[Aim of the task] Produce the listing below again, exactly as shown.
— START OF The input —
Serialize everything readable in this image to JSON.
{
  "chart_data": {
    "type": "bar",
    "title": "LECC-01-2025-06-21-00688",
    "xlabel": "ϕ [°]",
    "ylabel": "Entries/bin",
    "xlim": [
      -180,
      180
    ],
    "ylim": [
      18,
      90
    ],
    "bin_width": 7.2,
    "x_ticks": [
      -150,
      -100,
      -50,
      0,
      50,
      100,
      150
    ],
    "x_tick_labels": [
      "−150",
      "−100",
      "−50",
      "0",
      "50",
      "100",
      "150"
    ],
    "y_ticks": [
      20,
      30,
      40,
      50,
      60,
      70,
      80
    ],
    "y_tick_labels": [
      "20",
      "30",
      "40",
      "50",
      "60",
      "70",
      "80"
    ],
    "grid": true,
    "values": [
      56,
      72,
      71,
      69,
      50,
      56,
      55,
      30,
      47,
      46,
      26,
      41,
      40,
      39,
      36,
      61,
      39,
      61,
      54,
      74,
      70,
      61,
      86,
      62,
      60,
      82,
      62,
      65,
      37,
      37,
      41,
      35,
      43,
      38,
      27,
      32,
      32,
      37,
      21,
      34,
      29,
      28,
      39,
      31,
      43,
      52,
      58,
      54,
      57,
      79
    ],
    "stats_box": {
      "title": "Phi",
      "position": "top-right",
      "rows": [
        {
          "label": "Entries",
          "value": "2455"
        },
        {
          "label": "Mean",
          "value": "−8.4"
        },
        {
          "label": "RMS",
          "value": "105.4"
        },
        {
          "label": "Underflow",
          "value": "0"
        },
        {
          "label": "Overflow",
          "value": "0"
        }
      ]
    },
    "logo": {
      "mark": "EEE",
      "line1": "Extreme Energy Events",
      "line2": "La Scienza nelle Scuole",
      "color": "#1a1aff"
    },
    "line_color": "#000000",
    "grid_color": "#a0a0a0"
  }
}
— END OF The input —
[Exercise answer]
Serialize everything readable in this image to JSON.
{
  "chart_data": {
    "type": "bar",
    "title": "LECC-01-2025-06-21-00688",
    "xlabel": "ϕ [°]",
    "ylabel": "Entries/bin",
    "xlim": [
      -180,
      180
    ],
    "ylim": [
      18,
      90
    ],
    "bin_width": 7.2,
    "x_ticks": [
      -150,
      -100,
      -50,
      0,
      50,
      100,
      150
    ],
    "x_tick_labels": [
      "−150",
      "−100",
      "−50",
      "0",
      "50",
      "100",
      "150"
    ],
    "y_ticks": [
      20,
      30,
      40,
      50,
      60,
      70,
      80
    ],
    "y_tick_labels": [
      "20",
      "30",
      "40",
      "50",
      "60",
      "70",
      "80"
    ],
    "grid": true,
    "values": [
      56,
      72,
      71,
      69,
      50,
      56,
      55,
      30,
      47,
      46,
      26,
      41,
      40,
      39,
      36,
      61,
      39,
      61,
      54,
      74,
      70,
      61,
      86,
      62,
      60,
      82,
      62,
      65,
      37,
      37,
      41,
      35,
      43,
      38,
      27,
      32,
      32,
      37,
      21,
      34,
      29,
      28,
      39,
      31,
      43,
      52,
      58,
      54,
      57,
      79
    ],
    "stats_box": {
      "title": "Phi",
      "position": "top-right",
      "rows": [
        {
          "label": "Entries",
          "value": "2455"
        },
        {
          "label": "Mean",
          "value": "−8.4"
        },
        {
          "label": "RMS",
          "value": "105.4"
        },
        {
          "label": "Underflow",
          "value": "0"
        },
        {
          "label": "Overflow",
          "value": "0"
        }
      ]
    },
    "logo": {
      "mark": "EEE",
      "line1": "Extreme Energy Events",
      "line2": "La Scienza nelle Scuole",
      "color": "#1a1aff"
    },
    "line_color": "#000000",
    "grid_color": "#a0a0a0"
  }
}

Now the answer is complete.